(Data entries)
----------
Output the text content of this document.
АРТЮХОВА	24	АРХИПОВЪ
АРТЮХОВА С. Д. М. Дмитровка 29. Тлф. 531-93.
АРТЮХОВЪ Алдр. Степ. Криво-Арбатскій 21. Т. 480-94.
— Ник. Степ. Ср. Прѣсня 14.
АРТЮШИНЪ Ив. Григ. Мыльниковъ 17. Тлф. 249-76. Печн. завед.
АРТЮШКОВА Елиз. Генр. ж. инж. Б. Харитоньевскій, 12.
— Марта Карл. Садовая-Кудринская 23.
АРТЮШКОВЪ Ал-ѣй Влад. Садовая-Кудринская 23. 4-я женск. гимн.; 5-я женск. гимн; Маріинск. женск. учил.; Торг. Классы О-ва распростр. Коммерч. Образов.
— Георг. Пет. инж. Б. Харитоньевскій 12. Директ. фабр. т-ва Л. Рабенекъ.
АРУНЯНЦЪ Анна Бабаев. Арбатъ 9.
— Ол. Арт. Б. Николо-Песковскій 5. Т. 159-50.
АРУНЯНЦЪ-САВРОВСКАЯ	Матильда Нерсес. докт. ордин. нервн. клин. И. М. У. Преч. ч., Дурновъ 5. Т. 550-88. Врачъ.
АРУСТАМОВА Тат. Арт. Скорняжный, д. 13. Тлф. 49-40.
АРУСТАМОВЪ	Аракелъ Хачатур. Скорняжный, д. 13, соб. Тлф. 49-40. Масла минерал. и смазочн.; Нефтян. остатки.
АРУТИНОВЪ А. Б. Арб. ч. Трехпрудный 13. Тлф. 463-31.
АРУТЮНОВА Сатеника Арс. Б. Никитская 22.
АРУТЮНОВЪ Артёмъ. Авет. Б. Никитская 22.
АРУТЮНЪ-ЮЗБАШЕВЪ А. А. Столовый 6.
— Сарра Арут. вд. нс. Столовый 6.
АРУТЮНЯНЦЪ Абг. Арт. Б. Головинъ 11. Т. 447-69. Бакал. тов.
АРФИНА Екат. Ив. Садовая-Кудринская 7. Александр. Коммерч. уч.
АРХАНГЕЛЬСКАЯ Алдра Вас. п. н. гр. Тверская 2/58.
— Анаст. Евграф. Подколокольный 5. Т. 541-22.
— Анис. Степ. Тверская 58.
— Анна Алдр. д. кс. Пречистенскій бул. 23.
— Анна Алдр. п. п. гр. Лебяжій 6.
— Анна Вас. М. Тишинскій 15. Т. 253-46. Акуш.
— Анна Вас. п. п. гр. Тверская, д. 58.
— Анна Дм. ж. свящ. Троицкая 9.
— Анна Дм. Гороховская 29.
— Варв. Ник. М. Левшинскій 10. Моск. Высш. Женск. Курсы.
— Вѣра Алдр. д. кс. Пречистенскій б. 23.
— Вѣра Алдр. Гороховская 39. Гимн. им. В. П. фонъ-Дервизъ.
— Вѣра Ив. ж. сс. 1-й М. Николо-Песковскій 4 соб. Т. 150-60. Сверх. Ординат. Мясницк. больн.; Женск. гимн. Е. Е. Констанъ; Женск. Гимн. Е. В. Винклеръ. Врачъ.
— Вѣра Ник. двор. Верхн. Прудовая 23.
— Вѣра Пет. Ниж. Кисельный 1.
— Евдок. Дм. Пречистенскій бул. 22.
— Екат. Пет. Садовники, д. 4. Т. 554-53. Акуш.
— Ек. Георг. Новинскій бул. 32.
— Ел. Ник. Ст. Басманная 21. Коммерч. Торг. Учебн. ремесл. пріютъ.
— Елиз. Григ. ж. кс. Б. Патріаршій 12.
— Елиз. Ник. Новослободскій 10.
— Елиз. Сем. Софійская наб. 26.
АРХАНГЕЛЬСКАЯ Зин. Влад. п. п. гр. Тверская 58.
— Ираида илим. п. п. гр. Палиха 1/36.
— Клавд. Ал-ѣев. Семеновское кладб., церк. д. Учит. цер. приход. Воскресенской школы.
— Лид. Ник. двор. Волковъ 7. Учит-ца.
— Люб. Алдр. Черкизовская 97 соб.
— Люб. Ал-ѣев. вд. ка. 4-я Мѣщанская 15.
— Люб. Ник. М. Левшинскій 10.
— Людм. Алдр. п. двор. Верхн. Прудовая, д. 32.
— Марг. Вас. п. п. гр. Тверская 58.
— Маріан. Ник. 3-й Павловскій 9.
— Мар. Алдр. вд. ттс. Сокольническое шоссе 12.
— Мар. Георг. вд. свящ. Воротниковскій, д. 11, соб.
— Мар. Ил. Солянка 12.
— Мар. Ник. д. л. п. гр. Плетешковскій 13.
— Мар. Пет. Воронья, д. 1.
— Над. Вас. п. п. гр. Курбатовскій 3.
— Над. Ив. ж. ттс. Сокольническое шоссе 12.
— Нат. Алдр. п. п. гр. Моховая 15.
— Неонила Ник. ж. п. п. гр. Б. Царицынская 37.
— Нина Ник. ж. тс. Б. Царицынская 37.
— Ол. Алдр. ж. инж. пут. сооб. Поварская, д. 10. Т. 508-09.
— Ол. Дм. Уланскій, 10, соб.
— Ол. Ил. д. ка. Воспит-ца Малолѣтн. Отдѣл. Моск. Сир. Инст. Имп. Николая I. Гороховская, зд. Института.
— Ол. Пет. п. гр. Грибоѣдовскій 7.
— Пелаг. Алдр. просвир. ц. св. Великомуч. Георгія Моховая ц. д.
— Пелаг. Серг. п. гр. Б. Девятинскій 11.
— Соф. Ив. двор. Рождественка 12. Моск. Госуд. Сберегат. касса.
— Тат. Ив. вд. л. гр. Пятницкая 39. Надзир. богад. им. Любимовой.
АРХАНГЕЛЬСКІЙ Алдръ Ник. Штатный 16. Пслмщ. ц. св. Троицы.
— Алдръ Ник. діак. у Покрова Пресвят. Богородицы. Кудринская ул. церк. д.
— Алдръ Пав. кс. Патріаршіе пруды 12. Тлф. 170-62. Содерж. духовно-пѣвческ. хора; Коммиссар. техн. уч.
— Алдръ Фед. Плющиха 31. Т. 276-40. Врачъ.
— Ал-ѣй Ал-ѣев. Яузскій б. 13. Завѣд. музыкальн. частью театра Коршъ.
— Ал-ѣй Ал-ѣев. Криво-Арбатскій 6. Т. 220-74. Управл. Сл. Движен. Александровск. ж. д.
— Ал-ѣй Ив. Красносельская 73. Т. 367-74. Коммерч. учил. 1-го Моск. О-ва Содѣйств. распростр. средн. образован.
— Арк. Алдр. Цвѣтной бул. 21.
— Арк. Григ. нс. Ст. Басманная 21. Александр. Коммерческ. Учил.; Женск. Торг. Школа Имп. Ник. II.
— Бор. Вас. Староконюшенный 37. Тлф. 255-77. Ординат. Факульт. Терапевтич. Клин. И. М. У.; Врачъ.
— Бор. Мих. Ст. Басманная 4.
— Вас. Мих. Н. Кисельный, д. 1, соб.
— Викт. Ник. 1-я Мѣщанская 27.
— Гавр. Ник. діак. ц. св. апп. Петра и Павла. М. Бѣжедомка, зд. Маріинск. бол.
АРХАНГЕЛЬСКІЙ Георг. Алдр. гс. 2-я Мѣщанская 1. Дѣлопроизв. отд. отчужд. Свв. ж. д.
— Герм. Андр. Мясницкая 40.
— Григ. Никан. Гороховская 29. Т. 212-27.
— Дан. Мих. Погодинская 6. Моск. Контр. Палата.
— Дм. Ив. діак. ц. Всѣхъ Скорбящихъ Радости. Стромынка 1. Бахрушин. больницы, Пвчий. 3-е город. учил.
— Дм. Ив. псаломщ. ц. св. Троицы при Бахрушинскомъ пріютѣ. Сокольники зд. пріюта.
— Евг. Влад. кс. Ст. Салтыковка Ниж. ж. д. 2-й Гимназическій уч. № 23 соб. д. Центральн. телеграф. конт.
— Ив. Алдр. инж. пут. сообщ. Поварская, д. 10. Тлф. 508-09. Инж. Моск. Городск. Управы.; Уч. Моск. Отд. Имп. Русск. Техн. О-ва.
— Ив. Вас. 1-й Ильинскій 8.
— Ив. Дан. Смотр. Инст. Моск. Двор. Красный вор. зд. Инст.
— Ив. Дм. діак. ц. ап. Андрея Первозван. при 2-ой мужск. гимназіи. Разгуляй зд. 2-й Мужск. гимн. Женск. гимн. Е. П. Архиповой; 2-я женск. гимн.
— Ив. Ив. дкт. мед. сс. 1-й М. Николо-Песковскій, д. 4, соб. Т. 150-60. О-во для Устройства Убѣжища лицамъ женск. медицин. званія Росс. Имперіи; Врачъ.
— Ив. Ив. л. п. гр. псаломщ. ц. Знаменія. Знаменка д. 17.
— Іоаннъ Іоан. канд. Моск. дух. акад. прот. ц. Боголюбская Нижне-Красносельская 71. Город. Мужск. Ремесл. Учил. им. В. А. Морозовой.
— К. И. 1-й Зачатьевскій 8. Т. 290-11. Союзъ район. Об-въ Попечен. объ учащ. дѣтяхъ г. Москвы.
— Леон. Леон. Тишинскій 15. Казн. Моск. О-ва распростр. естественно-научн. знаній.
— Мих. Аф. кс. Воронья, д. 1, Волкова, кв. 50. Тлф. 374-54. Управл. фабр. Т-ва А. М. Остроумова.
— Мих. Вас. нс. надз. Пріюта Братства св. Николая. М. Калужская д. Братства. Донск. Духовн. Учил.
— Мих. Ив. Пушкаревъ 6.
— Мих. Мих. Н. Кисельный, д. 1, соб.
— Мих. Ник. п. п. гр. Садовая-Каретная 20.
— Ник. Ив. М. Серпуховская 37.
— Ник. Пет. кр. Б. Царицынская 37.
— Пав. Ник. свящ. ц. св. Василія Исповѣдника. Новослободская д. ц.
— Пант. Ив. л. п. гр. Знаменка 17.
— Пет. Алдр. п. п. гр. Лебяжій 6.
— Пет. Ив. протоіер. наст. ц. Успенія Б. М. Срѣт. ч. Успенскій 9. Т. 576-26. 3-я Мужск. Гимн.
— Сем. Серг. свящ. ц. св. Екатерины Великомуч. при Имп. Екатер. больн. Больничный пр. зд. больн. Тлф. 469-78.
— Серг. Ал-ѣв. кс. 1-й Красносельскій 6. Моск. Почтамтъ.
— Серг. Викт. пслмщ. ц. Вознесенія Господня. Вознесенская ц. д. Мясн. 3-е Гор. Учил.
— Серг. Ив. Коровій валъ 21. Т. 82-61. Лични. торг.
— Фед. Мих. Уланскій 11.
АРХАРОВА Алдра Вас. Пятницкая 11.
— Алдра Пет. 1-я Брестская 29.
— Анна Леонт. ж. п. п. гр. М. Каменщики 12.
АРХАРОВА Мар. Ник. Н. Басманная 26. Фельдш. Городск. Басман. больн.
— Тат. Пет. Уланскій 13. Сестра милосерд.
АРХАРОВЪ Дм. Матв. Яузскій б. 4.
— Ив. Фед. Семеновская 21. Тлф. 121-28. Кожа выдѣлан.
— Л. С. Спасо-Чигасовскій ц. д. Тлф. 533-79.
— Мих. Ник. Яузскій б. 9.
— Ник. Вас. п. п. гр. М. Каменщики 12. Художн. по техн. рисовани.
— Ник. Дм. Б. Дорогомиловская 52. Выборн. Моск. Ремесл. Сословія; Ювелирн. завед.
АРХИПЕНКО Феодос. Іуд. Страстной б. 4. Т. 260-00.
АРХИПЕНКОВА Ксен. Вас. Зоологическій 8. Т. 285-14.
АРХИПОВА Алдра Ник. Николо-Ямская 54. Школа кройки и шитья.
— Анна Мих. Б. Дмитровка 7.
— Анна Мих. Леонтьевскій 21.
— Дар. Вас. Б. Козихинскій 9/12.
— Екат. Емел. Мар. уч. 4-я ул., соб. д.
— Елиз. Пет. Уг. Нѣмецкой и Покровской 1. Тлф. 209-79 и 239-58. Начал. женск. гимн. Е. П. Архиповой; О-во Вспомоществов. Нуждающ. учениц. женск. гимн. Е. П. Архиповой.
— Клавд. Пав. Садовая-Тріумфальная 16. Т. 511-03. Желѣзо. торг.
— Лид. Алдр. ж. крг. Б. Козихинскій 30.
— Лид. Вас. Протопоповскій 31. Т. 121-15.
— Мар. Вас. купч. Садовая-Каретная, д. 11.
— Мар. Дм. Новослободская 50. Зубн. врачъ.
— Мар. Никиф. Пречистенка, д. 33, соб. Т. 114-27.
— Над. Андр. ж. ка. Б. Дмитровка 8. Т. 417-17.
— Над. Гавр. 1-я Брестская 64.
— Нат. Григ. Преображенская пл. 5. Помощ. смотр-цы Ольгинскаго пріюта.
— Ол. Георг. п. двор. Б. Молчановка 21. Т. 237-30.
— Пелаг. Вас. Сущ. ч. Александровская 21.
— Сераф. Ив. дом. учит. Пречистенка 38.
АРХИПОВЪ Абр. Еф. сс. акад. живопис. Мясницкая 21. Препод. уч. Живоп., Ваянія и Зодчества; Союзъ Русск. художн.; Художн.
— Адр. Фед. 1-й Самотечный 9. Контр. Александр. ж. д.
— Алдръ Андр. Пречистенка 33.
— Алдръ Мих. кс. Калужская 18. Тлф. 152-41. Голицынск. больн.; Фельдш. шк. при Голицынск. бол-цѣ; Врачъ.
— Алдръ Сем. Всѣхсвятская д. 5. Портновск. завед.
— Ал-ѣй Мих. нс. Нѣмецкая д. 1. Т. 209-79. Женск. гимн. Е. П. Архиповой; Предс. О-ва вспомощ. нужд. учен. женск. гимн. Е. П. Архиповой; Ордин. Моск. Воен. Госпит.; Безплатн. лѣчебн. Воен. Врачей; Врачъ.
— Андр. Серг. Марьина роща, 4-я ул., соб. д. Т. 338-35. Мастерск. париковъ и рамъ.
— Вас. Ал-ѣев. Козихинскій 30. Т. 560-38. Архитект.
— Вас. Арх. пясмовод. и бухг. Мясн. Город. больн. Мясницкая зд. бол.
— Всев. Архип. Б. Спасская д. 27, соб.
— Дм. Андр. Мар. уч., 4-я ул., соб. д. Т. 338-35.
----------
**Exercise description:**
Provide the number of lines in the entries that include "Тверская", and no other text.

**Result of this task:**
5